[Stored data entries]
>> BEGIN

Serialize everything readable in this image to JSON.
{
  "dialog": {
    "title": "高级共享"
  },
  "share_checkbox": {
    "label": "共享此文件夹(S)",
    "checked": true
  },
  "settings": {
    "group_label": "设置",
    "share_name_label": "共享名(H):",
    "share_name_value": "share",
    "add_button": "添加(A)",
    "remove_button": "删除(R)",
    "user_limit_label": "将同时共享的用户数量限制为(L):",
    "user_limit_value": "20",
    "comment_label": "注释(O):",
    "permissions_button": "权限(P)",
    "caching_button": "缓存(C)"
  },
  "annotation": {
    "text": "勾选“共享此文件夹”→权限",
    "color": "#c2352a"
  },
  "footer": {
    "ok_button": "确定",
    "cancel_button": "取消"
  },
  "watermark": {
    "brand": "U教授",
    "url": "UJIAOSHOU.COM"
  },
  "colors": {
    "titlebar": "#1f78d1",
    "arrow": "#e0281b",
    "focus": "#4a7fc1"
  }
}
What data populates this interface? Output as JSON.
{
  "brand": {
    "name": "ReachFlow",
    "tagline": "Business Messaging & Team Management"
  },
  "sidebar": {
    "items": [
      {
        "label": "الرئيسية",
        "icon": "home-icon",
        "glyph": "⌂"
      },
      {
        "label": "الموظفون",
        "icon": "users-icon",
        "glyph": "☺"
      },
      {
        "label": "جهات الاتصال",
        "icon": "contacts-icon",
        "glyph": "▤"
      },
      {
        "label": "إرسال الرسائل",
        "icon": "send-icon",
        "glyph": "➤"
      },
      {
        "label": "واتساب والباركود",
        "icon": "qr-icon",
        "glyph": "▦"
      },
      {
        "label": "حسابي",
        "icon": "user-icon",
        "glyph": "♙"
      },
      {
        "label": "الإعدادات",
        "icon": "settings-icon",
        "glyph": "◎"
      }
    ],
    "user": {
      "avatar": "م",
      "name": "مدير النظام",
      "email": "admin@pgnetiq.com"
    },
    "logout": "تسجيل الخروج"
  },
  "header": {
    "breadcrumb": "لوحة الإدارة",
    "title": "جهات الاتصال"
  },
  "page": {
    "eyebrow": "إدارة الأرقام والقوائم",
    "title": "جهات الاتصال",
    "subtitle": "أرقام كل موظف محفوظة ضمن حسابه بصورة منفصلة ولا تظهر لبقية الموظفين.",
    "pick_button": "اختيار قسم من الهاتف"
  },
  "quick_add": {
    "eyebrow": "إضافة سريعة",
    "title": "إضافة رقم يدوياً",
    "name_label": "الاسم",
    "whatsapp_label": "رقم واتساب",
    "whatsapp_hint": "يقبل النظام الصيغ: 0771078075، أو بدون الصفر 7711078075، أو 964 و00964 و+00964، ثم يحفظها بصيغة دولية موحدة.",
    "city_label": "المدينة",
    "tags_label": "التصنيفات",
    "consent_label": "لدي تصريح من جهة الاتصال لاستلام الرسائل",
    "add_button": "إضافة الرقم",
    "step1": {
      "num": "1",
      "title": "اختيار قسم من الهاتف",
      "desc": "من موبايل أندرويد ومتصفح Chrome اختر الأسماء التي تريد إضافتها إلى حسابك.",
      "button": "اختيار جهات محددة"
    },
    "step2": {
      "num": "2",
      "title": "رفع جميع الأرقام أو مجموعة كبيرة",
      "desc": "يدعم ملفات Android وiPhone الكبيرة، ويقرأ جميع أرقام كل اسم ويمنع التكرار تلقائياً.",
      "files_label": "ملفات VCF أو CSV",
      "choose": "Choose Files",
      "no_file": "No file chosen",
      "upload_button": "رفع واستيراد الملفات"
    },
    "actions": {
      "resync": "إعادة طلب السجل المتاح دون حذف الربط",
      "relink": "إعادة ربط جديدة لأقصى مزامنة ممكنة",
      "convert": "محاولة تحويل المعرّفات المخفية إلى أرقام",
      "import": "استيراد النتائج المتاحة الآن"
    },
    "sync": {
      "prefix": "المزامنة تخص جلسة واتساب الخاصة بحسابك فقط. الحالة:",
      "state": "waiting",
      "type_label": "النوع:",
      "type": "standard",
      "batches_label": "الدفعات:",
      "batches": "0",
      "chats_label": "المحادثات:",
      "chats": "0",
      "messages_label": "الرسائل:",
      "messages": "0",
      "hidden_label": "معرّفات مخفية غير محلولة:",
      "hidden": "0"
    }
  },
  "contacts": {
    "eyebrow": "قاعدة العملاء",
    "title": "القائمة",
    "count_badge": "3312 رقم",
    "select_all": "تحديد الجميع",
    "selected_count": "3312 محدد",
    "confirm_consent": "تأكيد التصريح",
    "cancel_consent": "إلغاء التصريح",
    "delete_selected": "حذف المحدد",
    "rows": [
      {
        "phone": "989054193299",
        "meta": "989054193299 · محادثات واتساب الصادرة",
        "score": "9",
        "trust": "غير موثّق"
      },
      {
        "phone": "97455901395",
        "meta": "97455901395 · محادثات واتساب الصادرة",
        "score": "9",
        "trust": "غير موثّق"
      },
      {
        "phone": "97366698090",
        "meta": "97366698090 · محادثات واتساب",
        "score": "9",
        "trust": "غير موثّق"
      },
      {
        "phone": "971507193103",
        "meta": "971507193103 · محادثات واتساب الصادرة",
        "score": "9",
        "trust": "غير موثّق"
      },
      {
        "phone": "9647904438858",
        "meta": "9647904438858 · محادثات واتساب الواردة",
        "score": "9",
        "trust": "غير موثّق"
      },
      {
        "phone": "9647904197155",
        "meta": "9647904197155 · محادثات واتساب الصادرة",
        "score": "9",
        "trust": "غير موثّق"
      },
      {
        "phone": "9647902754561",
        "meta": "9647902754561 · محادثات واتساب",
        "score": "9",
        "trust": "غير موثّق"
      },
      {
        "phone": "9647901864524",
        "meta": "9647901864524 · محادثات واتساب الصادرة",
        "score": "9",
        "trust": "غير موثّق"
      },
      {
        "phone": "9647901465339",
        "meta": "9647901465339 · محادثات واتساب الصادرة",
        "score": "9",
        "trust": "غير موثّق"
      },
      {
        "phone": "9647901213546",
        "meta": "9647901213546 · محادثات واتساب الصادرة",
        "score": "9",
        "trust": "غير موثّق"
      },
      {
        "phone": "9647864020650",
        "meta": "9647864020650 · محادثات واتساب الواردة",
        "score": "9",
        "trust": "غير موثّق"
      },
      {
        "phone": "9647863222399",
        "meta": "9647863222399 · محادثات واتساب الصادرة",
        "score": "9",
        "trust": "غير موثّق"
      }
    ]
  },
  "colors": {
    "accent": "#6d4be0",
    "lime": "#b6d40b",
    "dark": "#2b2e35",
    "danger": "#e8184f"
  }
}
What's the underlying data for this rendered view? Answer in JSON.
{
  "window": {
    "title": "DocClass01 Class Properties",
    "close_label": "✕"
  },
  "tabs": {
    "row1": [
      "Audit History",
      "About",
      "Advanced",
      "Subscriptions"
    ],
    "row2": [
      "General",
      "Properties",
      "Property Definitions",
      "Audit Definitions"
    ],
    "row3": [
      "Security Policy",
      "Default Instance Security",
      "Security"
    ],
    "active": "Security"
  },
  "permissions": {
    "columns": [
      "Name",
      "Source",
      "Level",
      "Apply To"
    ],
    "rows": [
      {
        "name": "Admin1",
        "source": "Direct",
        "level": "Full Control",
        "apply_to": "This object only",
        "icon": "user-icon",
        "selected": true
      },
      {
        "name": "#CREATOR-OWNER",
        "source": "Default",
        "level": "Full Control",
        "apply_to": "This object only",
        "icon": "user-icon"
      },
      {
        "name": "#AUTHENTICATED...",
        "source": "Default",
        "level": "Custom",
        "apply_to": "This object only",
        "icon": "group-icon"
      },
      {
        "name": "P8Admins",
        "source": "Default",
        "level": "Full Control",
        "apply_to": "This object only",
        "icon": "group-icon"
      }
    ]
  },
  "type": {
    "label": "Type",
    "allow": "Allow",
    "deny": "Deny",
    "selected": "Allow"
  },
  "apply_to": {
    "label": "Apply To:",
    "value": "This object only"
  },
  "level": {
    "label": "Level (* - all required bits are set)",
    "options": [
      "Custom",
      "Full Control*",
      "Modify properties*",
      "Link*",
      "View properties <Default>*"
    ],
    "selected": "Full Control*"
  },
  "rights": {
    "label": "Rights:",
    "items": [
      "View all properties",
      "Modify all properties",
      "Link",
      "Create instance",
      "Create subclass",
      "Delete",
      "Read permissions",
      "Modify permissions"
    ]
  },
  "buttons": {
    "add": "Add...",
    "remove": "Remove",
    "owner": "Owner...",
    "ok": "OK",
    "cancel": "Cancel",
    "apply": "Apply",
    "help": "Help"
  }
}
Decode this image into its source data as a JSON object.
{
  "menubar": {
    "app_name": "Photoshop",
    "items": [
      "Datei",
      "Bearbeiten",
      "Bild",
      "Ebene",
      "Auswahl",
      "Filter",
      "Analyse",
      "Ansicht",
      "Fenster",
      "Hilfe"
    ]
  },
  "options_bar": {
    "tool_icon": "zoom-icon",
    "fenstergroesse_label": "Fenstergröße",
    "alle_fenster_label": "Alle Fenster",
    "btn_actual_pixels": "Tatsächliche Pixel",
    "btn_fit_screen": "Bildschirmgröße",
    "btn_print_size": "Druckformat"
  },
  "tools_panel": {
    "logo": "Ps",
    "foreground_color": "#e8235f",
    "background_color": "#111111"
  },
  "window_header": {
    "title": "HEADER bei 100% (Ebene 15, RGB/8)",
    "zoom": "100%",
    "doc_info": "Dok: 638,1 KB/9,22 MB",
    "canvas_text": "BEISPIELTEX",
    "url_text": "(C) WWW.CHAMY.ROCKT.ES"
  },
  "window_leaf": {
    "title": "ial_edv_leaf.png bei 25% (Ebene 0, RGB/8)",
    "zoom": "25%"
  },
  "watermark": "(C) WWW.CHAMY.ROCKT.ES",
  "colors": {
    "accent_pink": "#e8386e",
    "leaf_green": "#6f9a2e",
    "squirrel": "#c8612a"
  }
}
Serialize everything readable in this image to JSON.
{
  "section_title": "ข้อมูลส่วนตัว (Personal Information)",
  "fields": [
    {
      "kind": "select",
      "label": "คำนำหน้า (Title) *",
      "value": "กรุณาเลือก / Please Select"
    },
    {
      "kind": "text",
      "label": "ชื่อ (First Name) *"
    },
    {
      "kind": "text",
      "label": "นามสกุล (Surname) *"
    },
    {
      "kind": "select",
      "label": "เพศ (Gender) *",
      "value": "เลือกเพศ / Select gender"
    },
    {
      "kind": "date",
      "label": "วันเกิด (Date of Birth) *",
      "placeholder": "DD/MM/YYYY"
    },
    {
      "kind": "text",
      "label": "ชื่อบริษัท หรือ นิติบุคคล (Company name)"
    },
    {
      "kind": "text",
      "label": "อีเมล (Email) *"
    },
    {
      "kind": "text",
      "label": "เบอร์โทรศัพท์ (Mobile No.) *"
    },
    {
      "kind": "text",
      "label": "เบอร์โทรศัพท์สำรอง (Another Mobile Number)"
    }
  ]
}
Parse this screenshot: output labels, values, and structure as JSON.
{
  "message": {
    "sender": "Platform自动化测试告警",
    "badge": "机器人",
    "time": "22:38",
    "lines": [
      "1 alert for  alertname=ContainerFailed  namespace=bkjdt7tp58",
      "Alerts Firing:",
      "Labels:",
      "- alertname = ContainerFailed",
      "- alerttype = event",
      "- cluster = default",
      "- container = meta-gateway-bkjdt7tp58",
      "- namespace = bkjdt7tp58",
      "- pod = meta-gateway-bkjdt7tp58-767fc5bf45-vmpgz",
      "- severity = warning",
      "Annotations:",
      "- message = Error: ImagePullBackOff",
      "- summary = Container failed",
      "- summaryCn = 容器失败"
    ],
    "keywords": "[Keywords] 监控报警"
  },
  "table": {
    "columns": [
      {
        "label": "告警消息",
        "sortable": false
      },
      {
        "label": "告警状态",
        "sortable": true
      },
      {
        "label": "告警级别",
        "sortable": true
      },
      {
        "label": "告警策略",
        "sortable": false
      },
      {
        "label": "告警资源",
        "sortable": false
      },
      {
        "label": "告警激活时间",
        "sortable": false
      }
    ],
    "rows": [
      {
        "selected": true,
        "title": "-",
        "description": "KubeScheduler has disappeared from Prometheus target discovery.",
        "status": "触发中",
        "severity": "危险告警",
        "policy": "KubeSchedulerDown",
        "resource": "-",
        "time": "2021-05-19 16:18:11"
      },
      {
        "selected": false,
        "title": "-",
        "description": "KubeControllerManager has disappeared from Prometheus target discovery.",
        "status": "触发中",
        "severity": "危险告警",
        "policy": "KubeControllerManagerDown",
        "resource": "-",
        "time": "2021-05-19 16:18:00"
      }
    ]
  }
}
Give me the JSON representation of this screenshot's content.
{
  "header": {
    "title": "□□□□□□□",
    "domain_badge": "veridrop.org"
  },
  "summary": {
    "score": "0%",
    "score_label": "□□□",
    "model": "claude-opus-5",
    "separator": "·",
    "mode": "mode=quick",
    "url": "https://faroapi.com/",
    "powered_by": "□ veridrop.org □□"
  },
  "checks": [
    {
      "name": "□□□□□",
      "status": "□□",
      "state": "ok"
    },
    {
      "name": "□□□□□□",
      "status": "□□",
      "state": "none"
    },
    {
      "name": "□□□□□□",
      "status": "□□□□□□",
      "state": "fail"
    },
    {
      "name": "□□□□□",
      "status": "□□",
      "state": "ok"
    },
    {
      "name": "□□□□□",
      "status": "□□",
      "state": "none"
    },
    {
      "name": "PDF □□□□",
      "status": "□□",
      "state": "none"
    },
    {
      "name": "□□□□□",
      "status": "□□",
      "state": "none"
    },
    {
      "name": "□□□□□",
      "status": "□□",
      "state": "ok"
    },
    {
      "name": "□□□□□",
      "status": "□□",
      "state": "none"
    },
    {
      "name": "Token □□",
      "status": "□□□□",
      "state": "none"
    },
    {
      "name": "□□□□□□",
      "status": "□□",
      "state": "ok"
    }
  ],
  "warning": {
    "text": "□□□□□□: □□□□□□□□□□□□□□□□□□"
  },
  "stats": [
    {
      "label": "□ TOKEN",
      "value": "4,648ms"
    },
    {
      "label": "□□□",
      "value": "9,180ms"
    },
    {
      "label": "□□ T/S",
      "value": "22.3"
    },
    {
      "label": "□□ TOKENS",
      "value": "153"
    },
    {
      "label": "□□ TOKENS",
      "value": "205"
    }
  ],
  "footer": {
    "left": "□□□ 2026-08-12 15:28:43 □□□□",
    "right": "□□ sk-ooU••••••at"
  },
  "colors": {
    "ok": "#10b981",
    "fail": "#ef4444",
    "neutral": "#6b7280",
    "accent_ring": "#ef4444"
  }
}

>> END

| Required task |
List all lines holding the string "screenshot".

| Exercise solution |
Parse this screenshot: output labels, values, and structure as JSON.
Give me the JSON representation of this screenshot's content.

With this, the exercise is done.